Aim:
From the listing that follows, extract every line and set it down unaltered.

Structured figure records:
============
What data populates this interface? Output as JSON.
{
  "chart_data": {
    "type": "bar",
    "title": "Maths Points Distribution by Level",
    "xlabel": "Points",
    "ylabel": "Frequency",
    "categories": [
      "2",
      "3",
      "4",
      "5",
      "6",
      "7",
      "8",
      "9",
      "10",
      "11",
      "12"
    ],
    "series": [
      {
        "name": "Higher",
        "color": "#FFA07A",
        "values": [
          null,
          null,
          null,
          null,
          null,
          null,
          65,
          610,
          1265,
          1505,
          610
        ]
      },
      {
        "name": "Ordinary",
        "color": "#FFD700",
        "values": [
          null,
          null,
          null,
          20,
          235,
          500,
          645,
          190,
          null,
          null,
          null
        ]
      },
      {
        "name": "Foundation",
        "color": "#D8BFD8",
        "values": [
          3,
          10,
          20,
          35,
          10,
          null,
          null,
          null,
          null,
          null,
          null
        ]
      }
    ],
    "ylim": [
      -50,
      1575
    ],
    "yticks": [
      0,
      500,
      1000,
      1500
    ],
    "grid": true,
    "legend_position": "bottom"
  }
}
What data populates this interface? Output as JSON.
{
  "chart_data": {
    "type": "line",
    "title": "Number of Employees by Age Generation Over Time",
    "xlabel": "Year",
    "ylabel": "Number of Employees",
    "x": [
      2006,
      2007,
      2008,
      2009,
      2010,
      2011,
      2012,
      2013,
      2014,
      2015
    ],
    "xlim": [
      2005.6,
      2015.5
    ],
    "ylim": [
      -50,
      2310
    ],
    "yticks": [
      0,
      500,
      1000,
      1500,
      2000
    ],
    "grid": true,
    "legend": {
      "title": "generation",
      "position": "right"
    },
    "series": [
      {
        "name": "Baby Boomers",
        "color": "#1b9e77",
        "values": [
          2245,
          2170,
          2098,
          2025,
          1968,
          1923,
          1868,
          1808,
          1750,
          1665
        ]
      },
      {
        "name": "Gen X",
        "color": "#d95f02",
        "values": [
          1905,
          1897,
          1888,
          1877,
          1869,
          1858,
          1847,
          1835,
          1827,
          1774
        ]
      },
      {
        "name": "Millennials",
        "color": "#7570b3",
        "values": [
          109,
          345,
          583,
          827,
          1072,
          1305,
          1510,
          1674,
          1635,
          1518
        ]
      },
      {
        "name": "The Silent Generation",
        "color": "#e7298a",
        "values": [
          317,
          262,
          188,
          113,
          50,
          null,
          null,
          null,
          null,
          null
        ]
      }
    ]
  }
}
============
Reply:
What data populates this interface? Output as JSON.
{
  "chart_data": {
    "type": "bar",
    "title": "Maths Points Distribution by Level",
    "xlabel": "Points",
    "ylabel": "Frequency",
    "categories": [
      "2",
      "3",
      "4",
      "5",
      "6",
      "7",
      "8",
      "9",
      "10",
      "11",
      "12"
    ],
    "series": [
      {
        "name": "Higher",
        "color": "#FFA07A",
        "values": [
          null,
          null,
          null,
          null,
          null,
          null,
          65,
          610,
          1265,
          1505,
          610
        ]
      },
      {
        "name": "Ordinary",
        "color": "#FFD700",
        "values": [
          null,
          null,
          null,
          20,
          235,
          500,
          645,
          190,
          null,
          null,
          null
        ]
      },
      {
        "name": "Foundation",
        "color": "#D8BFD8",
        "values": [
          3,
          10,
          20,
          35,
          10,
          null,
          null,
          null,
          null,
          null,
          null
        ]
      }
    ],
    "ylim": [
      -50,
      1575
    ],
    "yticks": [
      0,
      500,
      1000,
      1500
    ],
    "grid": true,
    "legend_position": "bottom"
  }
}
What data populates this interface? Output as JSON.
{
  "chart_data": {
    "type": "line",
    "title": "Number of Employees by Age Generation Over Time",
    "xlabel": "Year",
    "ylabel": "Number of Employees",
    "x": [
      2006,
      2007,
      2008,
      2009,
      2010,
      2011,
      2012,
      2013,
      2014,
      2015
    ],
    "xlim": [
      2005.6,
      2015.5
    ],
    "ylim": [
      -50,
      2310
    ],
    "yticks": [
      0,
      500,
      1000,
      1500,
      2000
    ],
    "grid": true,
    "legend": {
      "title": "generation",
      "position": "right"
    },
    "series": [
      {
        "name": "Baby Boomers",
        "color": "#1b9e77",
        "values": [
          2245,
          2170,
          2098,
          2025,
          1968,
          1923,
          1868,
          1808,
          1750,
          1665
        ]
      },
      {
        "name": "Gen X",
        "color": "#d95f02",
        "values": [
          1905,
          1897,
          1888,
          1877,
          1869,
          1858,
          1847,
          1835,
          1827,
          1774
        ]
      },
      {
        "name": "Millennials",
        "color": "#7570b3",
        "values": [
          109,
          345,
          583,
          827,
          1072,
          1305,
          1510,
          1674,
          1635,
          1518
        ]
      },
      {
        "name": "The Silent Generation",
        "color": "#e7298a",
        "values": [
          317,
          262,
          188,
          113,
          50,
          null,
          null,
          null,
          null,
          null
        ]
      }
    ]
  }
}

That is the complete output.